- [Available records]
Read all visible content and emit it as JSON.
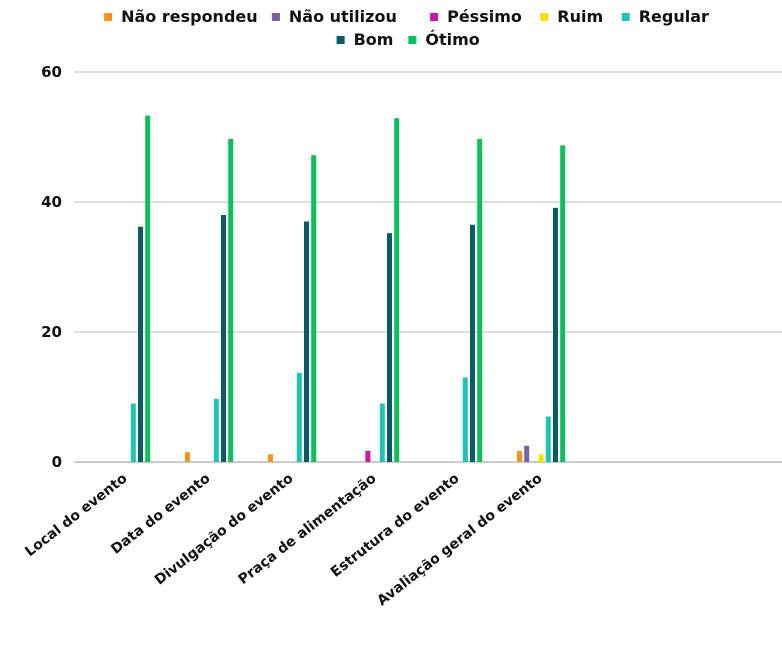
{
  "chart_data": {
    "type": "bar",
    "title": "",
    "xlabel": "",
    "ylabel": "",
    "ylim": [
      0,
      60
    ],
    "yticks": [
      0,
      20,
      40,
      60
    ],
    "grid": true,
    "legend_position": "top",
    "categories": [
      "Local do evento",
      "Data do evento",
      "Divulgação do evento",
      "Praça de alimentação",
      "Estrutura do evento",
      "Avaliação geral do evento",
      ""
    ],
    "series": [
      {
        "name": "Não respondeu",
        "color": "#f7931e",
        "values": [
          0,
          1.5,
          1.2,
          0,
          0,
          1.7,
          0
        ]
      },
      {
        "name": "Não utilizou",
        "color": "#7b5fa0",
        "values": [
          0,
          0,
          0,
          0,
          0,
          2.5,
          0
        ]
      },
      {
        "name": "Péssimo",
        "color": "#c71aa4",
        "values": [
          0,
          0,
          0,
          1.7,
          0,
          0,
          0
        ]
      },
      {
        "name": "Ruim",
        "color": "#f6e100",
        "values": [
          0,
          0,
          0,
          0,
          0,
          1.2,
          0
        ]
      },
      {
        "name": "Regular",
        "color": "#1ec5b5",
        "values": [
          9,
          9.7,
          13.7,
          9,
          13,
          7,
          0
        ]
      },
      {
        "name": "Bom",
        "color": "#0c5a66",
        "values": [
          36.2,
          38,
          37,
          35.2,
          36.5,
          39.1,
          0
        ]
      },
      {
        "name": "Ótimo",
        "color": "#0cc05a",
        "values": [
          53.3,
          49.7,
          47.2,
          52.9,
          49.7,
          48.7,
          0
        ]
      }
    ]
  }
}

--

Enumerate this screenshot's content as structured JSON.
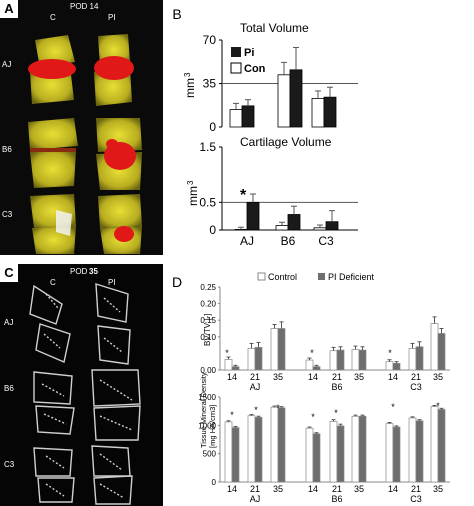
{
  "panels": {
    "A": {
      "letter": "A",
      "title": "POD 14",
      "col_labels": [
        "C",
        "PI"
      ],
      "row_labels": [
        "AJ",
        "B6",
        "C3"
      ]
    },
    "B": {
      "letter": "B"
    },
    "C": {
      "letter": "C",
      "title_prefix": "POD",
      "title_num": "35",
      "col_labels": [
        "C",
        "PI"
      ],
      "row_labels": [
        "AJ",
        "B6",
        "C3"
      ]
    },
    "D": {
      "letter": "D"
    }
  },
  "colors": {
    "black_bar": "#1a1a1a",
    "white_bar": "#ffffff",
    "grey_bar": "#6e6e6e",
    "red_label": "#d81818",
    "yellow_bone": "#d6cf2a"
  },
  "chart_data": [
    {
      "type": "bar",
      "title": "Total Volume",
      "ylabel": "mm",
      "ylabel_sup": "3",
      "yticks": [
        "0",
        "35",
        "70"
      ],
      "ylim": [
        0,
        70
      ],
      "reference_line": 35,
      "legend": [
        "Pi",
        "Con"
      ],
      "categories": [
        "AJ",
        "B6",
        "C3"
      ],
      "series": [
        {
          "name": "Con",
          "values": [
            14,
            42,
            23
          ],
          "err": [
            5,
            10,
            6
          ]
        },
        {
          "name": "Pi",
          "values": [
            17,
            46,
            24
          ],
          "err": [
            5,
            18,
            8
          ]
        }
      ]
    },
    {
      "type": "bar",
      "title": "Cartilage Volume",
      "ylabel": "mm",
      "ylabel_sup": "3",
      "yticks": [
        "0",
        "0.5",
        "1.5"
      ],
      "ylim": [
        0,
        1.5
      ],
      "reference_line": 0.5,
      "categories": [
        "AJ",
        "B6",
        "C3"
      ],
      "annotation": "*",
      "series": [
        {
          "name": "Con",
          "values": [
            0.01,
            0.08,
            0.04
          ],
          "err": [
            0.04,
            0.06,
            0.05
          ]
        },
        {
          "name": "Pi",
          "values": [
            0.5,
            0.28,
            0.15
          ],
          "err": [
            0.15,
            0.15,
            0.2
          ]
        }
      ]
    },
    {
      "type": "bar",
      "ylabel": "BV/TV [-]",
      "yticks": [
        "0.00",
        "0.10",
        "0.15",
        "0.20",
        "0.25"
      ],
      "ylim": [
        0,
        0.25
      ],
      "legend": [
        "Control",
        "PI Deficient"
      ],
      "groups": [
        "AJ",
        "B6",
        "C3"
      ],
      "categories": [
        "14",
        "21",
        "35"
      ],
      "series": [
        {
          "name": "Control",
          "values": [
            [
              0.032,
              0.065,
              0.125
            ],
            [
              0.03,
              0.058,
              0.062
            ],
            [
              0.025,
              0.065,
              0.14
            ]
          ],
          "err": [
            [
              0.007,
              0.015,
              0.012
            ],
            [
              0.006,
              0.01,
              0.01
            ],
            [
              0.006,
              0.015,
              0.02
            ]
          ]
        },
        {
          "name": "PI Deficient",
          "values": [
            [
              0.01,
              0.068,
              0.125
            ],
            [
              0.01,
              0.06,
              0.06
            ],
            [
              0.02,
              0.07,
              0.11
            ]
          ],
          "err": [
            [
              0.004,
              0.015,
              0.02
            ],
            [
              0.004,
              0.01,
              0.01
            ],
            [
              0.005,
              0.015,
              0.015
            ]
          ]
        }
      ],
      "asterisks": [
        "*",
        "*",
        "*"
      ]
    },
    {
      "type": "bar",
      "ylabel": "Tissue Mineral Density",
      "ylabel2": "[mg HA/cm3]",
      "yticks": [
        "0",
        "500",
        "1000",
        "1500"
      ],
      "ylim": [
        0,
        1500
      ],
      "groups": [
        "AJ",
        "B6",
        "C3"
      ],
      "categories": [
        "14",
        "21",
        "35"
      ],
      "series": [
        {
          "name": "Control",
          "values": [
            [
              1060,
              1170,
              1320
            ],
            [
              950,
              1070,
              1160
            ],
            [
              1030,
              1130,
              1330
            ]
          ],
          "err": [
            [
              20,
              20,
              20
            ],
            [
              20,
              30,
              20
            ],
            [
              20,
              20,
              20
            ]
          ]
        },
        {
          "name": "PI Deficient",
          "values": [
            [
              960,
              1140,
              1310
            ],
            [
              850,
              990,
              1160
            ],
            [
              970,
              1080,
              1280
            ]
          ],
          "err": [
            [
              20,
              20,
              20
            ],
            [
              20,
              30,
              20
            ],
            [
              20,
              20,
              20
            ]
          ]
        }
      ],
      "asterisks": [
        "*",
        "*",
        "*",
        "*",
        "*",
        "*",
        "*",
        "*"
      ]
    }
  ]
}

- [Your task] Copy every line that contains the string "JSON".

- [Task solution]
Read all visible content and emit it as JSON.
Enumerate this screenshot's content as structured JSON.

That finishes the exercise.